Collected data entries
+===+

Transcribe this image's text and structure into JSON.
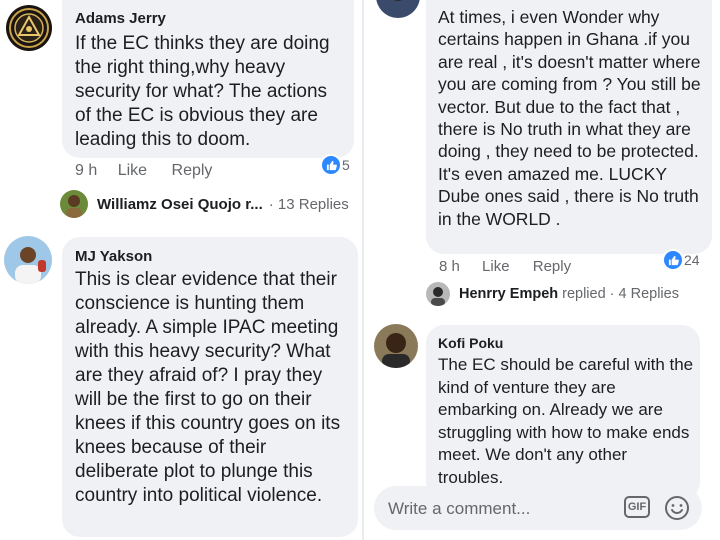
{
  "left_panel": {
    "comment1": {
      "author": "Adams Jerry",
      "text": "If the EC thinks they are doing the right thing,why heavy security for what? The actions of the EC is obvious they are leading this to doom.",
      "time": "9 h",
      "like_label": "Like",
      "reply_label": "Reply",
      "reaction_count": "5",
      "reply_preview_name": "Williamz Osei Quojo r...",
      "reply_preview_count": "· 13 Replies"
    },
    "comment2": {
      "author": "MJ Yakson",
      "text": "This is clear evidence that their conscience is hunting them already. A simple IPAC meeting with this heavy security? What are they afraid of? I pray they will be the first to go on their knees if this country goes on its knees because of their deliberate plot to plunge this country into political violence."
    }
  },
  "right_panel": {
    "comment1": {
      "text": "At times, i  even Wonder why certains happen in Ghana .if you are real , it's doesn't matter where you are coming from  ? You still be  vector. But due to the fact that , there is No truth in what they are doing , they need to be protected. It's even amazed me. LUCKY Dube  ones said , there is No truth in the WORLD .",
      "time": "8 h",
      "like_label": "Like",
      "reply_label": "Reply",
      "reaction_count": "24",
      "reply_preview_name": "Henrry Empeh",
      "reply_preview_verb": "replied",
      "reply_preview_count": "· 4 Replies"
    },
    "comment2": {
      "author": "Kofi Poku",
      "text": "The EC should be careful with the kind of venture they are embarking on. Already we are struggling with how to make ends meet. We don't any other troubles."
    },
    "composer": {
      "placeholder": "Write a comment...",
      "gif_label": "GIF"
    }
  },
  "icons": {
    "like": "thumbs-up-icon",
    "emoji": "smiley-icon",
    "gif": "gif-icon"
  },
  "colors": {
    "bubble": "#eff1f4",
    "like_blue": "#2d88ff",
    "muted_text": "#65676b"
  }
}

+===+

Directions
Copy out the records above in full, exactly as written, but not the pictures.

Output of the task
Transcribe this image's text and structure into JSON.
{
  "left_panel": {
    "comment1": {
      "author": "Adams Jerry",
      "text": "If the EC thinks they are doing the right thing,why heavy security for what? The actions of the EC is obvious they are leading this to doom.",
      "time": "9 h",
      "like_label": "Like",
      "reply_label": "Reply",
      "reaction_count": "5",
      "reply_preview_name": "Williamz Osei Quojo r...",
      "reply_preview_count": "· 13 Replies"
    },
    "comment2": {
      "author": "MJ Yakson",
      "text": "This is clear evidence that their conscience is hunting them already. A simple IPAC meeting with this heavy security? What are they afraid of? I pray they will be the first to go on their knees if this country goes on its knees because of their deliberate plot to plunge this country into political violence."
    }
  },
  "right_panel": {
    "comment1": {
      "text": "At times, i  even Wonder why certains happen in Ghana .if you are real , it's doesn't matter where you are coming from  ? You still be  vector. But due to the fact that , there is No truth in what they are doing , they need to be protected. It's even amazed me. LUCKY Dube  ones said , there is No truth in the WORLD .",
      "time": "8 h",
      "like_label": "Like",
      "reply_label": "Reply",
      "reaction_count": "24",
      "reply_preview_name": "Henrry Empeh",
      "reply_preview_verb": "replied",
      "reply_preview_count": "· 4 Replies"
    },
    "comment2": {
      "author": "Kofi Poku",
      "text": "The EC should be careful with the kind of venture they are embarking on. Already we are struggling with how to make ends meet. We don't any other troubles."
    },
    "composer": {
      "placeholder": "Write a comment...",
      "gif_label": "GIF"
    }
  },
  "icons": {
    "like": "thumbs-up-icon",
    "emoji": "smiley-icon",
    "gif": "gif-icon"
  },
  "colors": {
    "bubble": "#eff1f4",
    "like_blue": "#2d88ff",
    "muted_text": "#65676b"
  }
}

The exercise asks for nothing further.